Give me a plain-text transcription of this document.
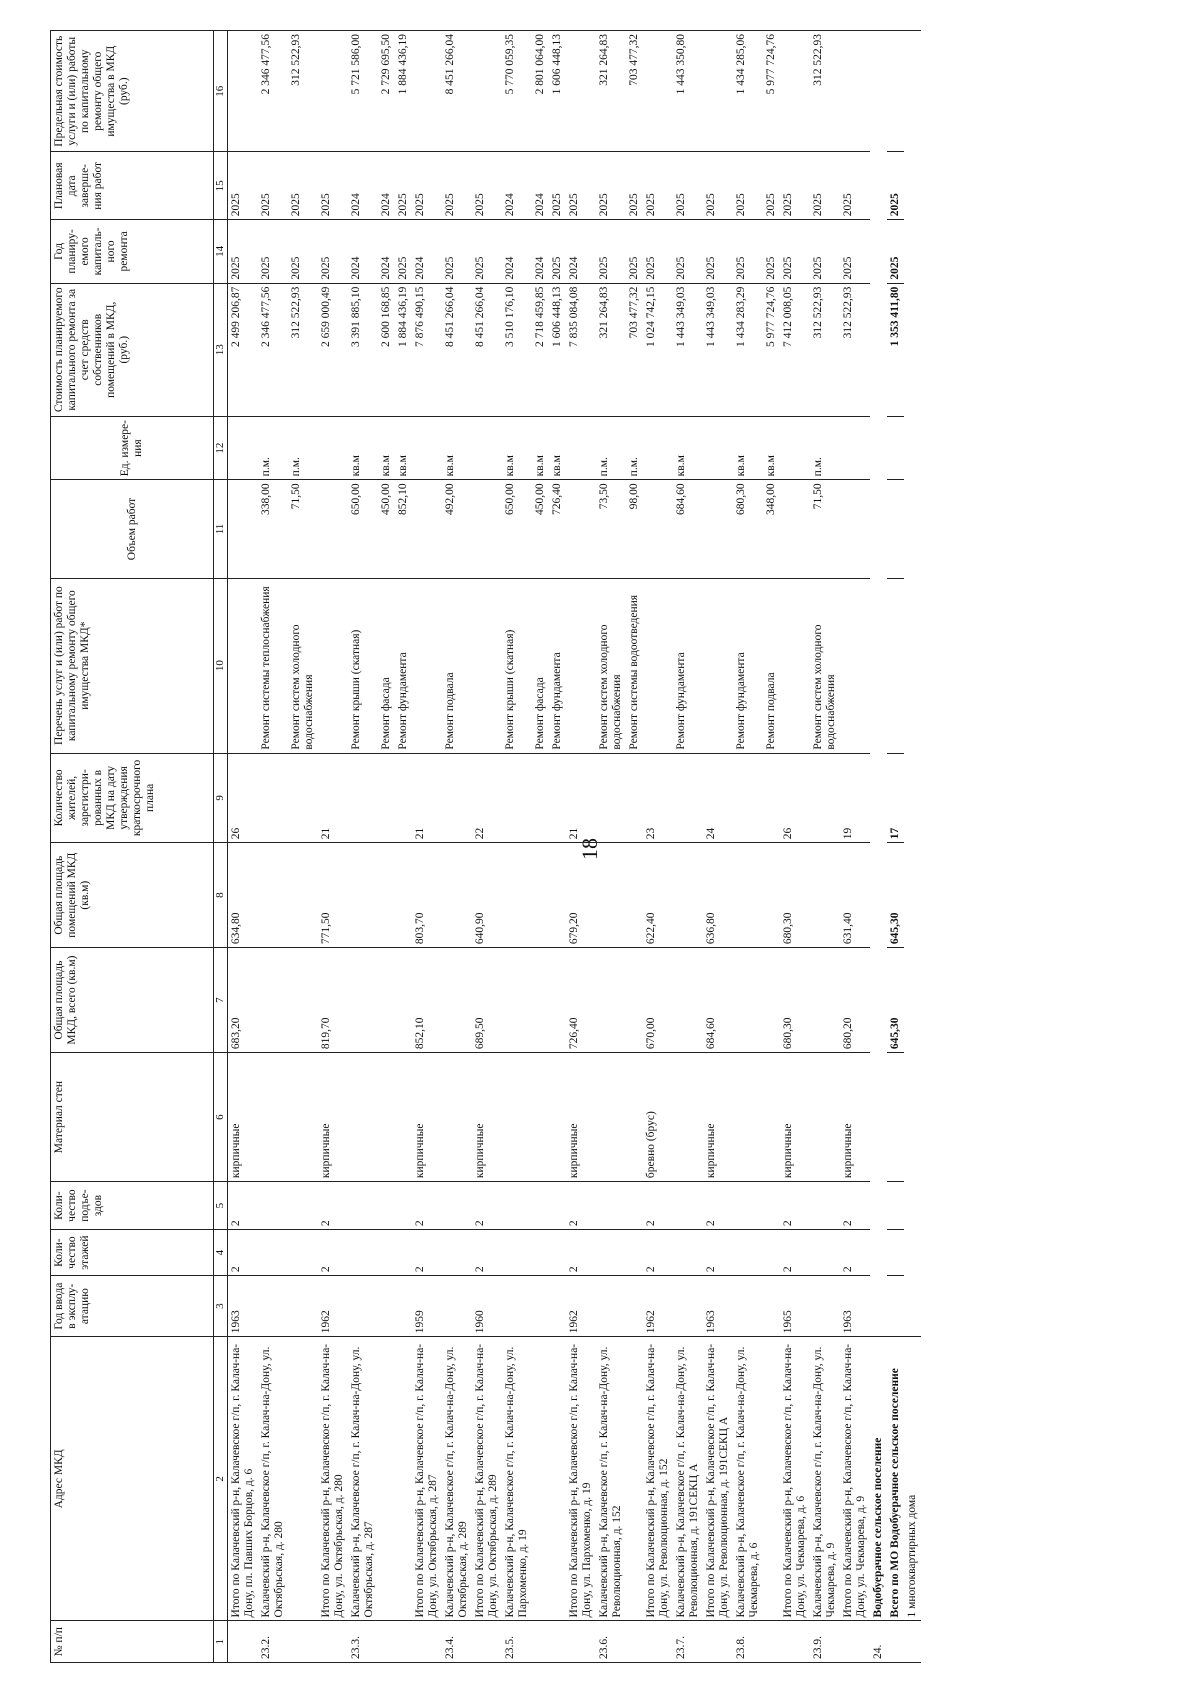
18
№ п/п	Адрес МКД	Год ввода в эксплу-атацию	Коли-чество этажей	Коли-чество подъе-здов	Материал стен	Общая площадь МКД, всего (кв.м)	Общая площадь помещений МКД (кв.м)	Количество жителей, зарегистри-рованных в МКД на дату утверждения краткосрочного плана	Перечень услуг и (или) работ по капитальному ремонту общего имущества МКД*	Объем работ	Ед. измере-ния	Стоимость планируемого капитального ремонта за счет средств собственников помещений в МКД, (руб.)	Год планиру-емого капиталь-ного ремонта	Плановая дата заверше-ния работ	Предельная стоимость услуги и (или) работы по капитальному ремонту общего имущества в МКД (руб.)
1	2	3	4	5	6	7	8	9	10	11	12	13	14	15	16
	Итого по Калачевский р-н, Калачевское г/п, г. Калач-на-Дону, пл. Павших Борцов, д. 6	1963	2	2	кирпичные	683,20	634,80	26				2 499 206,87	2025	2025	
23.2.	Калачевский р-н, Калачевское г/п, г. Калач-на-Дону, ул. Октябрьская, д. 280								Ремонт системы теплоснабжения	338,00	п.м.	2 346 477,56	2025	2025	2 346 477,56
									Ремонт систем холодного водоснабжения	71,50	п.м.	312 522,93	2025	2025	312 522,93
	Итого по Калачевский р-н, Калачевское г/п, г. Калач-на-Дону, ул. Октябрьская, д. 280	1962	2	2	кирпичные	819,70	771,50	21				2 659 000,49	2025	2025	
23.3.	Калачевский р-н, Калачевское г/п, г. Калач-на-Дону, ул. Октябрьская, д. 287								Ремонт крыши (скатная)	650,00	кв.м	3 391 885,10	2024	2024	5 721 586,00
									Ремонт фасада	450,00	кв.м	2 600 168,85	2024	2024	2 729 695,50
									Ремонт фундамента	852,10	кв.м	1 884 436,19	2025	2025	1 884 436,19
	Итого по Калачевский р-н, Калачевское г/п, г. Калач-на-Дону, ул. Октябрьская, д. 287	1959	2	2	кирпичные	852,10	803,70	21				7 876 490,15	2024	2025	
23.4.	Калачевский р-н, Калачевское г/п, г. Калач-на-Дону, ул. Октябрьская, д. 289								Ремонт подвала	492,00	кв.м	8 451 266,04	2025	2025	8 451 266,04
	Итого по Калачевский р-н, Калачевское г/п, г. Калач-на-Дону, ул. Октябрьская, д. 289	1960	2	2	кирпичные	689,50	640,90	22				8 451 266,04	2025	2025	
23.5.	Калачевский р-н, Калачевское г/п, г. Калач-на-Дону, ул. Пархоменко, д. 19								Ремонт крыши (скатная)	650,00	кв.м	3 510 176,10	2024	2024	5 770 059,35
									Ремонт фасада	450,00	кв.м	2 718 459,85	2024	2024	2 801 064,00
									Ремонт фундамента	726,40	кв.м	1 606 448,13	2025	2025	1 606 448,13
	Итого по Калачевский р-н, Калачевское г/п, г. Калач-на-Дону, ул. Пархоменко, д. 19	1962	2	2	кирпичные	726,40	679,20	21				7 835 084,08	2024	2025	
23.6.	Калачевский р-н, Калачевское г/п, г. Калач-на-Дону, ул. Революционная, д. 152								Ремонт систем холодного водоснабжения	73,50	п.м.	321 264,83	2025	2025	321 264,83
									Ремонт системы водоотведения	98,00	п.м.	703 477,32	2025	2025	703 477,32
	Итого по Калачевский р-н, Калачевское г/п, г. Калач-на-Дону, ул. Революционная, д. 152	1962	2	2	бревно (брус)	670,00	622,40	23				1 024 742,15	2025	2025	
23.7.	Калачевский р-н, Калачевское г/п, г. Калач-на-Дону, ул. Революционная, д. 191СЕКЦ А								Ремонт фундамента	684,60	кв.м	1 443 349,03	2025	2025	1 443 350,80
	Итого по Калачевский р-н, Калачевское г/п, г. Калач-на-Дону, ул. Революционная, д. 191СЕКЦ А	1963	2	2	кирпичные	684,60	636,80	24				1 443 349,03	2025	2025	
23.8.	Калачевский р-н, Калачевское г/п, г. Калач-на-Дону, ул. Чекмарева, д. 6								Ремонт фундамента	680,30	кв.м	1 434 283,29	2025	2025	1 434 285,06
									Ремонт подвала	348,00	кв.м	5 977 724,76	2025	2025	5 977 724,76
	Итого по Калачевский р-н, Калачевское г/п, г. Калач-на-Дону, ул. Чекмарева, д. 6	1965	2	2	кирпичные	680,30	680,30	26				7 412 008,05	2025	2025	
23.9.	Калачевский р-н, Калачевское г/п, г. Калач-на-Дону, ул. Чекмарева, д. 9								Ремонт систем холодного водоснабжения	71,50	п.м.	312 522,93	2025	2025	312 522,93
	Итого по Калачевский р-н, Калачевское г/п, г. Калач-на-Дону, ул. Чекмарева, д. 9	1963	2	2	кирпичные	680,20	631,40	19				312 522,93	2025	2025	
24.	Водобуерачное сельское поселение														
	Всего по МО Водобуерачное сельское поселение					645,30	645,30	17				1 353 411,80	2025	2025	
	1 многоквартирных дома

__EXERCISE DETAILS__
Extract, from the material above, each line holding the word "Водобуерачное".

__CORRECT ANSWER__
24.	Водобуерачное сельское поселение														
	Всего по МО Водобуерачное сельское поселение					645,30	645,30	17				1 353 411,80	2025	2025	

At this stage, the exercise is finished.